• _Task prompt_
Transcribe each entry below exactly. Pictures do not go in the copy.

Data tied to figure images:
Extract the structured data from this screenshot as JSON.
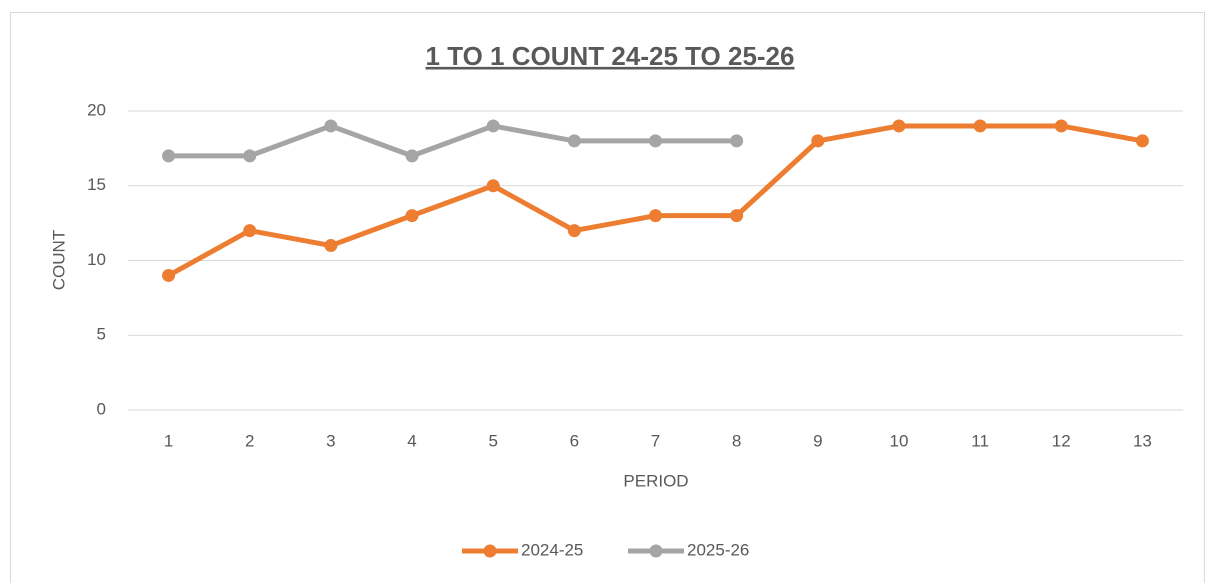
{
  "chart_data": {
    "type": "line",
    "title": "1 TO 1 COUNT 24-25 TO 25-26",
    "x_label": "PERIOD",
    "y_label": "COUNT",
    "categories": [
      "1",
      "2",
      "3",
      "4",
      "5",
      "6",
      "7",
      "8",
      "9",
      "10",
      "11",
      "12",
      "13"
    ],
    "series": [
      {
        "name": "2024-25",
        "color": "#ed7d31",
        "values": [
          9,
          12,
          11,
          13,
          15,
          12,
          13,
          13,
          18,
          19,
          19,
          19,
          18
        ]
      },
      {
        "name": "2025-26",
        "color": "#a5a5a5",
        "values": [
          17,
          17,
          19,
          17,
          19,
          18,
          18,
          18,
          null,
          null,
          null,
          null,
          null
        ]
      }
    ],
    "ylim": [
      0,
      20
    ],
    "yticks": [
      0,
      5,
      10,
      15,
      20
    ],
    "grid": true,
    "legend": "bottom"
  }
}
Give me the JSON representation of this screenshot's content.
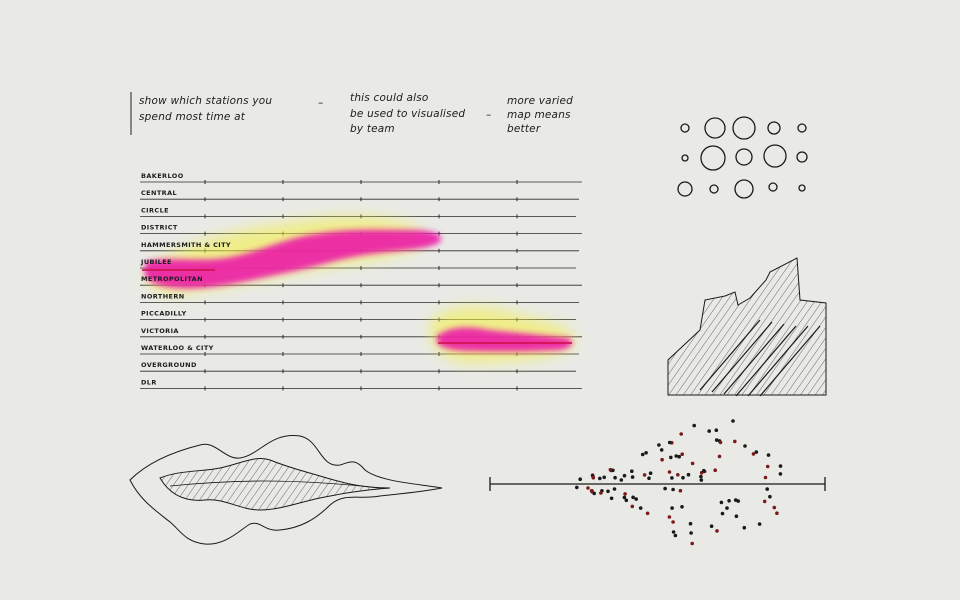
{
  "notes": [
    {
      "lines": [
        "show which stations you",
        "spend most time at"
      ]
    },
    {
      "lines": [
        "this could also",
        "be used to visualised",
        "by team"
      ]
    },
    {
      "lines": [
        "more varied",
        "map means",
        "better"
      ]
    }
  ],
  "note_dashes": [
    "–",
    "–"
  ],
  "lines_chart": {
    "labels": [
      "BAKERLOO",
      "CENTRAL",
      "CIRCLE",
      "DISTRICT",
      "HAMMERSMITH & CITY",
      "JUBILEE",
      "METROPOLITAN",
      "NORTHERN",
      "PICCADILLY",
      "VICTORIA",
      "WATERLOO & CITY",
      "OVERGROUND",
      "DLR"
    ],
    "highlight_colors": {
      "magenta": "#ec1ca8",
      "yellow": "#f4f03a",
      "red": "#d0104c"
    }
  },
  "ink_color": "#1a1a1a",
  "dot_colors": [
    "#1a1a1a",
    "#7a1a1a"
  ]
}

• _Task answer_
Extract the structured data from this screenshot as JSON.
{
  "chart_data": {
    "type": "line",
    "title": "1 TO 1 COUNT 24-25 TO 25-26",
    "x_label": "PERIOD",
    "y_label": "COUNT",
    "categories": [
      "1",
      "2",
      "3",
      "4",
      "5",
      "6",
      "7",
      "8",
      "9",
      "10",
      "11",
      "12",
      "13"
    ],
    "series": [
      {
        "name": "2024-25",
        "color": "#ed7d31",
        "values": [
          9,
          12,
          11,
          13,
          15,
          12,
          13,
          13,
          18,
          19,
          19,
          19,
          18
        ]
      },
      {
        "name": "2025-26",
        "color": "#a5a5a5",
        "values": [
          17,
          17,
          19,
          17,
          19,
          18,
          18,
          18,
          null,
          null,
          null,
          null,
          null
        ]
      }
    ],
    "ylim": [
      0,
      20
    ],
    "yticks": [
      0,
      5,
      10,
      15,
      20
    ],
    "grid": true,
    "legend": "bottom"
  }
}
Give me the JSON representation of this screenshot's content.
{
  "notes": [
    {
      "lines": [
        "show which stations you",
        "spend most time at"
      ]
    },
    {
      "lines": [
        "this could also",
        "be used to visualised",
        "by team"
      ]
    },
    {
      "lines": [
        "more varied",
        "map means",
        "better"
      ]
    }
  ],
  "note_dashes": [
    "–",
    "–"
  ],
  "lines_chart": {
    "labels": [
      "BAKERLOO",
      "CENTRAL",
      "CIRCLE",
      "DISTRICT",
      "HAMMERSMITH & CITY",
      "JUBILEE",
      "METROPOLITAN",
      "NORTHERN",
      "PICCADILLY",
      "VICTORIA",
      "WATERLOO & CITY",
      "OVERGROUND",
      "DLR"
    ],
    "highlight_colors": {
      "magenta": "#ec1ca8",
      "yellow": "#f4f03a",
      "red": "#d0104c"
    }
  },
  "ink_color": "#1a1a1a",
  "dot_colors": [
    "#1a1a1a",
    "#7a1a1a"
  ]
}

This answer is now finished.